Passage
□ □ □ □ □ □ □
That is from the O3 car. In 2004 rules changed so that all engines must be maximum 3.0Liters in hopes to slow down the car. They now have the HI5R engine
 
That is from the O3 car. In 2004 rules changed so that all engines must be maximum 3.0Liters in hopes to slow down the car. They now have the HI5R engine


god damn it
lol

i just got it from her webpage :shrug2:

asmallsol>me
 

Drake

VIP
Also dont F1 cars have to use the same motor and tires for two races. I watched a f1 race a few days ago and the only thing they were doing was adding fuel and making aero adjustments. The course they were racing on was redesigned to slow them down too. It use to have a 1mile straight strech and they put a bunch of turns in it. And yeah she is smokin hot. I found a picture of her with her helmet on its pretty sexy.
□ □ □ □ □ □ □
Given entries
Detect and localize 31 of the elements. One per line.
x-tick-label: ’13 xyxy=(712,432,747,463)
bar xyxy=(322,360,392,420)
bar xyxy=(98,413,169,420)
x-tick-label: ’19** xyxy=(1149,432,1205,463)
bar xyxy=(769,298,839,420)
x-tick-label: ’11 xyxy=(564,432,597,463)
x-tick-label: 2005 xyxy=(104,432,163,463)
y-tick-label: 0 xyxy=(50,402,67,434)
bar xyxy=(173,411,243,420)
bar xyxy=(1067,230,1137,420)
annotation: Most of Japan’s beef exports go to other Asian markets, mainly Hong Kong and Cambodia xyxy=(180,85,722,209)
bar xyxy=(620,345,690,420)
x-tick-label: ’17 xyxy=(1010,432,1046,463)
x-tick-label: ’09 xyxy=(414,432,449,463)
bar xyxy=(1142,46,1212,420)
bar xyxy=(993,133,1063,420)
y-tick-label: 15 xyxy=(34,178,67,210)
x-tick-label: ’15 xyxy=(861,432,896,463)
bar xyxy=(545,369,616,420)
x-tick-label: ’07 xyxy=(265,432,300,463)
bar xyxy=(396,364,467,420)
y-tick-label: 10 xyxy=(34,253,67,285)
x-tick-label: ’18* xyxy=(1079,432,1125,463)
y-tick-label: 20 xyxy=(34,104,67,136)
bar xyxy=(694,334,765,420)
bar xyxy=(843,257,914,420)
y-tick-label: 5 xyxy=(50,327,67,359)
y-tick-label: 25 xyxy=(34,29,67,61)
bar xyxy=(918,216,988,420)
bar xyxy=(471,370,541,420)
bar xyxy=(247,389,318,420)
□ □ □ □ □ □ □
In the thread about F1 engines, what did the 2004 rule change require, and why was it made? Answer in one to three sentences. Work from the thread about F1 engines alone.

The 2004 rule change required all engines to be a maximum of 3.0 liters. It was made in hopes of slowing down the car.